Task directions ▸ Check every line below for the word "Jean" and give only the number of lines where it appears.

Input records ▸
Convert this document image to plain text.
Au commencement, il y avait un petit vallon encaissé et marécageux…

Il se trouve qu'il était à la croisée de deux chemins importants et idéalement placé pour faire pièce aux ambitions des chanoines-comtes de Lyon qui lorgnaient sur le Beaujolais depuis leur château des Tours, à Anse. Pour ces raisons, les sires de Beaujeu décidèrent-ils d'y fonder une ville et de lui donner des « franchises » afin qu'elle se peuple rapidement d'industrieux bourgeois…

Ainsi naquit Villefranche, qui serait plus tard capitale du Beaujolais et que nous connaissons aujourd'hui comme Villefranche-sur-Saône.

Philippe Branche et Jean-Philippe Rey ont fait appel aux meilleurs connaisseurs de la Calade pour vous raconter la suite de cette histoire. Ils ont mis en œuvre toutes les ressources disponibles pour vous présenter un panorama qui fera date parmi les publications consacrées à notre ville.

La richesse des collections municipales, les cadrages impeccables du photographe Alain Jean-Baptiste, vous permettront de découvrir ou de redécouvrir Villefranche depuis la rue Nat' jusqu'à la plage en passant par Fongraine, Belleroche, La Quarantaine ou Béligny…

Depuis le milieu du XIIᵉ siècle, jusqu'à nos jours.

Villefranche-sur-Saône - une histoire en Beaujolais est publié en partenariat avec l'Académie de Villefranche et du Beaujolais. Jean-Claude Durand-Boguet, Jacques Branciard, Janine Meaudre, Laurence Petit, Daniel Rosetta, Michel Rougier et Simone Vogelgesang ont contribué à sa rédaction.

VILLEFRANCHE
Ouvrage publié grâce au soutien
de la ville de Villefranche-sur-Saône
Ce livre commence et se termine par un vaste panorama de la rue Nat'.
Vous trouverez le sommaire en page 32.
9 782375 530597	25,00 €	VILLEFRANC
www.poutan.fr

Output for this exercise ▸ 3